§ **Objective**
Omit every picture, then give all the entries again exactly.

(Source records)
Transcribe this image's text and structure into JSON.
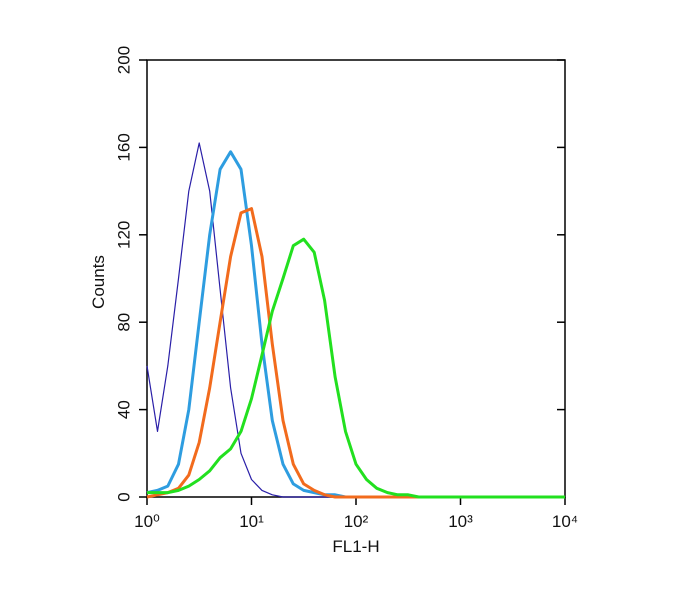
{
  "chart_data": {
    "type": "line",
    "x_label": "FL1-H",
    "y_label": "Counts",
    "x_log": true,
    "xlim": [
      1,
      10000
    ],
    "xticks": [
      {
        "value": 1,
        "label": "10⁰"
      },
      {
        "value": 10,
        "label": "10¹"
      },
      {
        "value": 100,
        "label": "10²"
      },
      {
        "value": 1000,
        "label": "10³"
      },
      {
        "value": 10000,
        "label": "10⁴"
      }
    ],
    "ylim": [
      0,
      200
    ],
    "yticks": [
      0,
      40,
      80,
      120,
      160,
      200
    ],
    "x": [
      1,
      1.26,
      1.58,
      2,
      2.51,
      3.16,
      3.98,
      5.01,
      6.31,
      7.94,
      10,
      12.6,
      15.8,
      20,
      25.1,
      31.6,
      39.8,
      50.1,
      63.1,
      79.4,
      100,
      126,
      158,
      200,
      251,
      316,
      398,
      501,
      631,
      794,
      1000,
      10000
    ],
    "series": [
      {
        "color": "#2a1fa8",
        "width": 1.2,
        "values": [
          60,
          30,
          60,
          100,
          140,
          162,
          140,
          95,
          50,
          20,
          8,
          3,
          1,
          0,
          0,
          0,
          0,
          0,
          0,
          0,
          0,
          0,
          0,
          0,
          0,
          0,
          0,
          0,
          0,
          0,
          0,
          0
        ]
      },
      {
        "color": "#2e9de0",
        "width": 3,
        "values": [
          2,
          3,
          5,
          15,
          40,
          80,
          120,
          150,
          158,
          150,
          115,
          70,
          35,
          15,
          6,
          3,
          2,
          1,
          1,
          0,
          0,
          0,
          0,
          0,
          0,
          0,
          0,
          0,
          0,
          0,
          0,
          0
        ]
      },
      {
        "color": "#f26b1d",
        "width": 3,
        "values": [
          0,
          1,
          2,
          4,
          10,
          25,
          50,
          80,
          110,
          130,
          132,
          110,
          70,
          35,
          15,
          6,
          3,
          1,
          0,
          0,
          0,
          0,
          0,
          0,
          0,
          0,
          0,
          0,
          0,
          0,
          0,
          0
        ]
      },
      {
        "color": "#22e01f",
        "width": 3,
        "values": [
          2,
          2,
          2,
          3,
          5,
          8,
          12,
          18,
          22,
          30,
          45,
          65,
          85,
          100,
          115,
          118,
          112,
          90,
          55,
          30,
          15,
          8,
          4,
          2,
          1,
          1,
          0,
          0,
          0,
          0,
          0,
          0
        ]
      }
    ]
  }
}
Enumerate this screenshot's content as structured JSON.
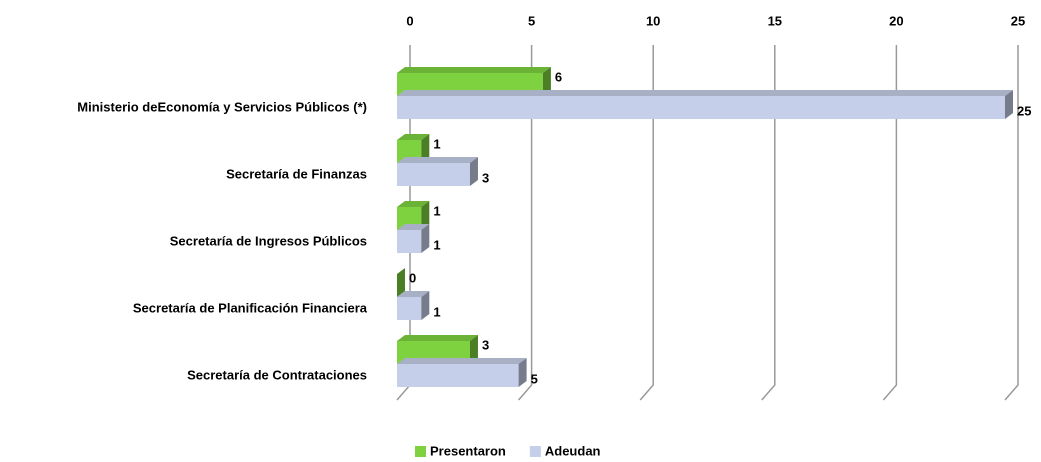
{
  "chart_data": {
    "type": "bar",
    "orientation": "horizontal",
    "categories": [
      "Ministerio deEconomía y Servicios Públicos (*)",
      "Secretaría de Finanzas",
      "Secretaría de Ingresos Públicos",
      "Secretaría de Planificación Financiera",
      "Secretaría de Contrataciones"
    ],
    "series": [
      {
        "name": "Presentaron",
        "color": "#7ed23f",
        "values": [
          6,
          1,
          1,
          0,
          3
        ]
      },
      {
        "name": "Adeudan",
        "color": "#c6cfe9",
        "values": [
          25,
          3,
          1,
          1,
          5
        ]
      }
    ],
    "xlim": [
      0,
      25
    ],
    "xticks": [
      0,
      5,
      10,
      15,
      20,
      25
    ],
    "grid": true,
    "legend": "bottom"
  }
}
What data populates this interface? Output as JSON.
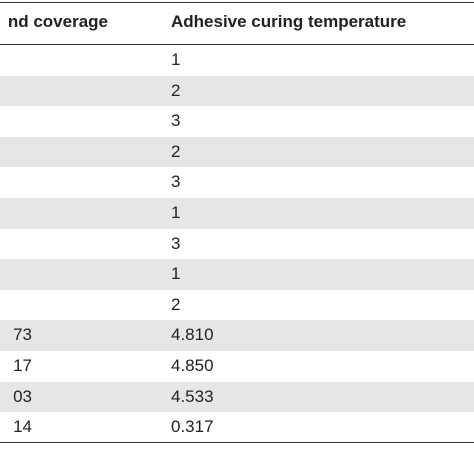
{
  "table": {
    "header": {
      "coverage": "nd coverage",
      "temperature": "Adhesive curing temperature"
    },
    "rows": [
      {
        "temperature": "1"
      },
      {
        "temperature": "2"
      },
      {
        "temperature": "3"
      },
      {
        "temperature": "2"
      },
      {
        "temperature": "3"
      },
      {
        "temperature": "1"
      },
      {
        "temperature": "3"
      },
      {
        "temperature": "1"
      },
      {
        "temperature": "2"
      },
      {
        "coverage": "73",
        "temperature": "4.810"
      },
      {
        "coverage": "17",
        "temperature": "4.850"
      },
      {
        "coverage": "03",
        "temperature": "4.533"
      },
      {
        "coverage": "14",
        "temperature": "0.317"
      }
    ]
  }
}
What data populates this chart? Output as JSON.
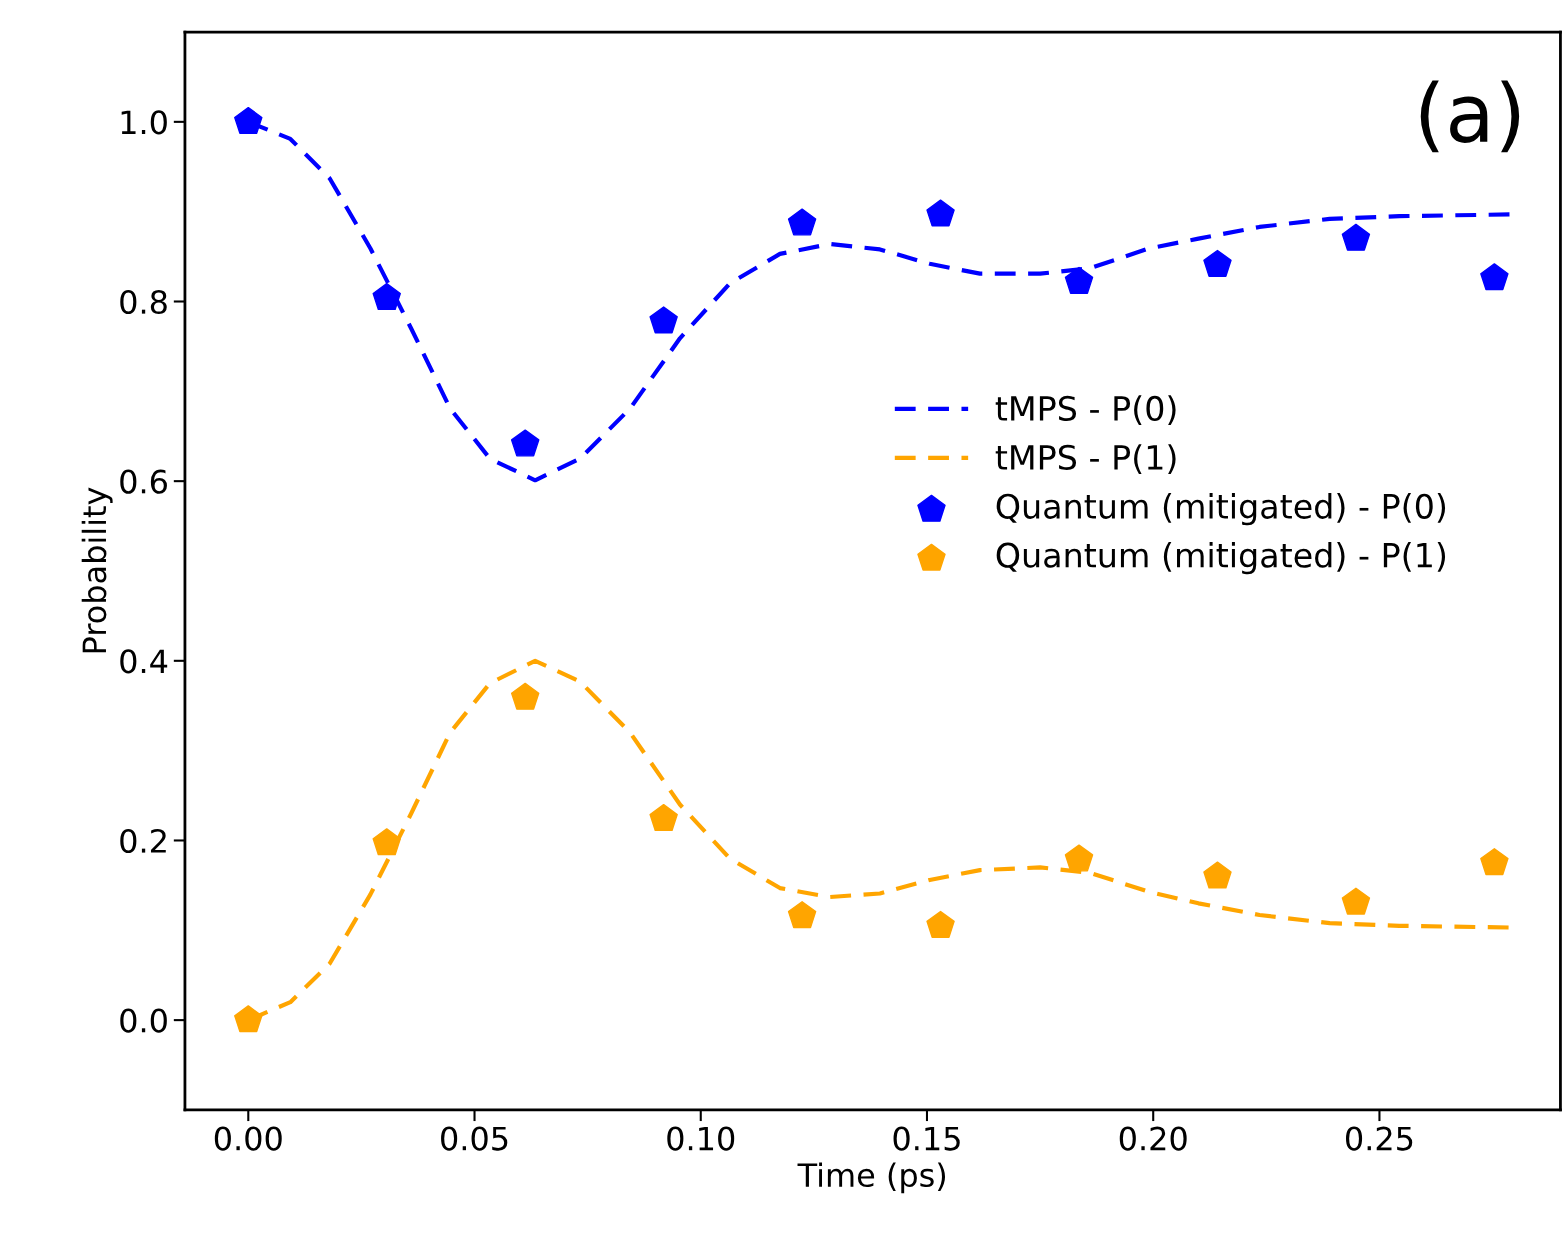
{
  "chart_data": {
    "type": "scatter",
    "xlabel": "Time (ps)",
    "ylabel": "Probability",
    "annotations": [
      "(a)"
    ],
    "xlim": [
      -0.014,
      0.29
    ],
    "ylim": [
      -0.1,
      1.1
    ],
    "xticks": [
      {
        "value": 0,
        "label": "0.00"
      },
      {
        "value": 0.05,
        "label": "0.05"
      },
      {
        "value": 0.1,
        "label": "0.10"
      },
      {
        "value": 0.15,
        "label": "0.15"
      },
      {
        "value": 0.2,
        "label": "0.20"
      },
      {
        "value": 0.25,
        "label": "0.25"
      }
    ],
    "yticks": [
      {
        "value": 0,
        "label": "0.0"
      },
      {
        "value": 0.2,
        "label": "0.2"
      },
      {
        "value": 0.4,
        "label": "0.4"
      },
      {
        "value": 0.6,
        "label": "0.6"
      },
      {
        "value": 0.8,
        "label": "0.8"
      },
      {
        "value": 1,
        "label": "1.0"
      }
    ],
    "grid": false,
    "legend": "right",
    "series": [
      {
        "name": "tMPS - P(0)",
        "type": "line",
        "line_style": "dashed",
        "color": "#0000ff",
        "x": [
          0,
          0.0093,
          0.018,
          0.027,
          0.036,
          0.0446,
          0.0534,
          0.0634,
          0.0733,
          0.0844,
          0.0954,
          0.1064,
          0.1175,
          0.1285,
          0.1396,
          0.1506,
          0.1617,
          0.175,
          0.186,
          0.199,
          0.21,
          0.2235,
          0.239,
          0.2544,
          0.2798
        ],
        "values": [
          1.0,
          0.981,
          0.937,
          0.859,
          0.77,
          0.681,
          0.625,
          0.601,
          0.625,
          0.681,
          0.759,
          0.82,
          0.853,
          0.864,
          0.858,
          0.842,
          0.831,
          0.831,
          0.837,
          0.859,
          0.87,
          0.883,
          0.892,
          0.895,
          0.897
        ]
      },
      {
        "name": "tMPS - P(1)",
        "type": "line",
        "line_style": "dashed",
        "color": "#ffa500",
        "x": [
          0,
          0.0093,
          0.018,
          0.027,
          0.036,
          0.0446,
          0.0534,
          0.0634,
          0.0733,
          0.0844,
          0.0954,
          0.1064,
          0.1175,
          0.1285,
          0.1396,
          0.1506,
          0.1617,
          0.175,
          0.186,
          0.199,
          0.21,
          0.2235,
          0.239,
          0.2544,
          0.2798
        ],
        "values": [
          0,
          0.02,
          0.063,
          0.14,
          0.23,
          0.32,
          0.375,
          0.4,
          0.377,
          0.32,
          0.24,
          0.18,
          0.147,
          0.137,
          0.141,
          0.156,
          0.167,
          0.17,
          0.164,
          0.143,
          0.13,
          0.117,
          0.108,
          0.105,
          0.103
        ]
      },
      {
        "name": "Quantum (mitigated) - P(0)",
        "color": "#0000ff",
        "x": [
          0,
          0.0306,
          0.0612,
          0.0918,
          0.1224,
          0.153,
          0.1836,
          0.2142,
          0.2448,
          0.2754
        ],
        "values": [
          1.0,
          0.804,
          0.641,
          0.778,
          0.887,
          0.897,
          0.822,
          0.841,
          0.87,
          0.826
        ]
      },
      {
        "name": "Quantum (mitigated) - P(1)",
        "color": "#ffa500",
        "x": [
          0,
          0.0306,
          0.0612,
          0.0918,
          0.1224,
          0.153,
          0.1836,
          0.2142,
          0.2448,
          0.2754
        ],
        "values": [
          0,
          0.197,
          0.359,
          0.224,
          0.116,
          0.105,
          0.179,
          0.16,
          0.131,
          0.175
        ]
      }
    ]
  }
}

§ **Written reply**
Transcribe this image's text and structure into JSON.
{
  "chart_data": {
    "type": "line",
    "x_label": "FL1-H",
    "y_label": "Counts",
    "x_log": true,
    "xlim": [
      1,
      10000
    ],
    "xticks": [
      {
        "value": 1,
        "label": "10⁰"
      },
      {
        "value": 10,
        "label": "10¹"
      },
      {
        "value": 100,
        "label": "10²"
      },
      {
        "value": 1000,
        "label": "10³"
      },
      {
        "value": 10000,
        "label": "10⁴"
      }
    ],
    "ylim": [
      0,
      200
    ],
    "yticks": [
      0,
      40,
      80,
      120,
      160,
      200
    ],
    "x": [
      1,
      1.26,
      1.58,
      2,
      2.51,
      3.16,
      3.98,
      5.01,
      6.31,
      7.94,
      10,
      12.6,
      15.8,
      20,
      25.1,
      31.6,
      39.8,
      50.1,
      63.1,
      79.4,
      100,
      126,
      158,
      200,
      251,
      316,
      398,
      501,
      631,
      794,
      1000,
      10000
    ],
    "series": [
      {
        "color": "#2a1fa8",
        "width": 1.2,
        "values": [
          60,
          30,
          60,
          100,
          140,
          162,
          140,
          95,
          50,
          20,
          8,
          3,
          1,
          0,
          0,
          0,
          0,
          0,
          0,
          0,
          0,
          0,
          0,
          0,
          0,
          0,
          0,
          0,
          0,
          0,
          0,
          0
        ]
      },
      {
        "color": "#2e9de0",
        "width": 3,
        "values": [
          2,
          3,
          5,
          15,
          40,
          80,
          120,
          150,
          158,
          150,
          115,
          70,
          35,
          15,
          6,
          3,
          2,
          1,
          1,
          0,
          0,
          0,
          0,
          0,
          0,
          0,
          0,
          0,
          0,
          0,
          0,
          0
        ]
      },
      {
        "color": "#f26b1d",
        "width": 3,
        "values": [
          0,
          1,
          2,
          4,
          10,
          25,
          50,
          80,
          110,
          130,
          132,
          110,
          70,
          35,
          15,
          6,
          3,
          1,
          0,
          0,
          0,
          0,
          0,
          0,
          0,
          0,
          0,
          0,
          0,
          0,
          0,
          0
        ]
      },
      {
        "color": "#22e01f",
        "width": 3,
        "values": [
          2,
          2,
          2,
          3,
          5,
          8,
          12,
          18,
          22,
          30,
          45,
          65,
          85,
          100,
          115,
          118,
          112,
          90,
          55,
          30,
          15,
          8,
          4,
          2,
          1,
          1,
          0,
          0,
          0,
          0,
          0,
          0
        ]
      }
    ]
  }
}
Enumerate this screenshot's content as structured JSON.
{
  "chart_data": {
    "type": "bar",
    "orientation": "horizontal",
    "categories": [
      "Ministerio deEconomía y Servicios Públicos (*)",
      "Secretaría de Finanzas",
      "Secretaría de Ingresos Públicos",
      "Secretaría de Planificación Financiera",
      "Secretaría de Contrataciones"
    ],
    "series": [
      {
        "name": "Presentaron",
        "color": "#7ed23f",
        "values": [
          6,
          1,
          1,
          0,
          3
        ]
      },
      {
        "name": "Adeudan",
        "color": "#c6cfe9",
        "values": [
          25,
          3,
          1,
          1,
          5
        ]
      }
    ],
    "xlim": [
      0,
      25
    ],
    "xticks": [
      0,
      5,
      10,
      15,
      20,
      25
    ],
    "grid": true,
    "legend": "bottom"
  }
}
What data populates this interface? Output as JSON.
{
  "table": {
    "header": {
      "coverage": "nd coverage",
      "temperature": "Adhesive curing temperature"
    },
    "rows": [
      {
        "temperature": "1"
      },
      {
        "temperature": "2"
      },
      {
        "temperature": "3"
      },
      {
        "temperature": "2"
      },
      {
        "temperature": "3"
      },
      {
        "temperature": "1"
      },
      {
        "temperature": "3"
      },
      {
        "temperature": "1"
      },
      {
        "temperature": "2"
      },
      {
        "coverage": "73",
        "temperature": "4.810"
      },
      {
        "coverage": "17",
        "temperature": "4.850"
      },
      {
        "coverage": "03",
        "temperature": "4.533"
      },
      {
        "coverage": "14",
        "temperature": "0.317"
      }
    ]
  }
}
What data populates this chart? Output as JSON.
{
  "chart_data": {
    "type": "scatter",
    "xlabel": "Time (ps)",
    "ylabel": "Probability",
    "annotations": [
      "(a)"
    ],
    "xlim": [
      -0.014,
      0.29
    ],
    "ylim": [
      -0.1,
      1.1
    ],
    "xticks": [
      {
        "value": 0,
        "label": "0.00"
      },
      {
        "value": 0.05,
        "label": "0.05"
      },
      {
        "value": 0.1,
        "label": "0.10"
      },
      {
        "value": 0.15,
        "label": "0.15"
      },
      {
        "value": 0.2,
        "label": "0.20"
      },
      {
        "value": 0.25,
        "label": "0.25"
      }
    ],
    "yticks": [
      {
        "value": 0,
        "label": "0.0"
      },
      {
        "value": 0.2,
        "label": "0.2"
      },
      {
        "value": 0.4,
        "label": "0.4"
      },
      {
        "value": 0.6,
        "label": "0.6"
      },
      {
        "value": 0.8,
        "label": "0.8"
      },
      {
        "value": 1,
        "label": "1.0"
      }
    ],
    "grid": false,
    "legend": "right",
    "series": [
      {
        "name": "tMPS - P(0)",
        "type": "line",
        "line_style": "dashed",
        "color": "#0000ff",
        "x": [
          0,
          0.0093,
          0.018,
          0.027,
          0.036,
          0.0446,
          0.0534,
          0.0634,
          0.0733,
          0.0844,
          0.0954,
          0.1064,
          0.1175,
          0.1285,
          0.1396,
          0.1506,
          0.1617,
          0.175,
          0.186,
          0.199,
          0.21,
          0.2235,
          0.239,
          0.2544,
          0.2798
        ],
        "values": [
          1.0,
          0.981,
          0.937,
          0.859,
          0.77,
          0.681,
          0.625,
          0.601,
          0.625,
          0.681,
          0.759,
          0.82,
          0.853,
          0.864,
          0.858,
          0.842,
          0.831,
          0.831,
          0.837,
          0.859,
          0.87,
          0.883,
          0.892,
          0.895,
          0.897
        ]
      },
      {
        "name": "tMPS - P(1)",
        "type": "line",
        "line_style": "dashed",
        "color": "#ffa500",
        "x": [
          0,
          0.0093,
          0.018,
          0.027,
          0.036,
          0.0446,
          0.0534,
          0.0634,
          0.0733,
          0.0844,
          0.0954,
          0.1064,
          0.1175,
          0.1285,
          0.1396,
          0.1506,
          0.1617,
          0.175,
          0.186,
          0.199,
          0.21,
          0.2235,
          0.239,
          0.2544,
          0.2798
        ],
        "values": [
          0,
          0.02,
          0.063,
          0.14,
          0.23,
          0.32,
          0.375,
          0.4,
          0.377,
          0.32,
          0.24,
          0.18,
          0.147,
          0.137,
          0.141,
          0.156,
          0.167,
          0.17,
          0.164,
          0.143,
          0.13,
          0.117,
          0.108,
          0.105,
          0.103
        ]
      },
      {
        "name": "Quantum (mitigated) - P(0)",
        "color": "#0000ff",
        "x": [
          0,
          0.0306,
          0.0612,
          0.0918,
          0.1224,
          0.153,
          0.1836,
          0.2142,
          0.2448,
          0.2754
        ],
        "values": [
          1.0,
          0.804,
          0.641,
          0.778,
          0.887,
          0.897,
          0.822,
          0.841,
          0.87,
          0.826
        ]
      },
      {
        "name": "Quantum (mitigated) - P(1)",
        "color": "#ffa500",
        "x": [
          0,
          0.0306,
          0.0612,
          0.0918,
          0.1224,
          0.153,
          0.1836,
          0.2142,
          0.2448,
          0.2754
        ],
        "values": [
          0,
          0.197,
          0.359,
          0.224,
          0.116,
          0.105,
          0.179,
          0.16,
          0.131,
          0.175
        ]
      }
    ]
  }
}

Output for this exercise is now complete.